__Stated goal__
Repeat the material exactly as it appears.

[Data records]
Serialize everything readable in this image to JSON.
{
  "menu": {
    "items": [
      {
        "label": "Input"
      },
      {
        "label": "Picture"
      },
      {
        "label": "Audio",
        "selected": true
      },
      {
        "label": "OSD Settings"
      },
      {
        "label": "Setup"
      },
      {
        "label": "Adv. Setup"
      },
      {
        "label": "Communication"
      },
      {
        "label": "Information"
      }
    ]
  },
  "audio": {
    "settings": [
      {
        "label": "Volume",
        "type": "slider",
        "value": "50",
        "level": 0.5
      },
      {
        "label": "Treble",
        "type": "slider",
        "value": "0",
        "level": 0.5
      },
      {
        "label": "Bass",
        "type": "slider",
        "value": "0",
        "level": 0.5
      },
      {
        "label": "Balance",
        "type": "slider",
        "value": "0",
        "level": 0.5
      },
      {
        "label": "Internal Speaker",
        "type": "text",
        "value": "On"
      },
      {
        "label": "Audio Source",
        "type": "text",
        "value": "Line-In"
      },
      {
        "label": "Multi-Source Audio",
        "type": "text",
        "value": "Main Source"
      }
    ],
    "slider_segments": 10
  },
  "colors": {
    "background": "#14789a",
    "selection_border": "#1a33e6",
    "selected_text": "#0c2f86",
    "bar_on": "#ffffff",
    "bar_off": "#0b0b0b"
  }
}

__Reply__
Serialize everything readable in this image to JSON.
{
  "menu": {
    "items": [
      {
        "label": "Input"
      },
      {
        "label": "Picture"
      },
      {
        "label": "Audio",
        "selected": true
      },
      {
        "label": "OSD Settings"
      },
      {
        "label": "Setup"
      },
      {
        "label": "Adv. Setup"
      },
      {
        "label": "Communication"
      },
      {
        "label": "Information"
      }
    ]
  },
  "audio": {
    "settings": [
      {
        "label": "Volume",
        "type": "slider",
        "value": "50",
        "level": 0.5
      },
      {
        "label": "Treble",
        "type": "slider",
        "value": "0",
        "level": 0.5
      },
      {
        "label": "Bass",
        "type": "slider",
        "value": "0",
        "level": 0.5
      },
      {
        "label": "Balance",
        "type": "slider",
        "value": "0",
        "level": 0.5
      },
      {
        "label": "Internal Speaker",
        "type": "text",
        "value": "On"
      },
      {
        "label": "Audio Source",
        "type": "text",
        "value": "Line-In"
      },
      {
        "label": "Multi-Source Audio",
        "type": "text",
        "value": "Main Source"
      }
    ],
    "slider_segments": 10
  },
  "colors": {
    "background": "#14789a",
    "selection_border": "#1a33e6",
    "selected_text": "#0c2f86",
    "bar_on": "#ffffff",
    "bar_off": "#0b0b0b"
  }
}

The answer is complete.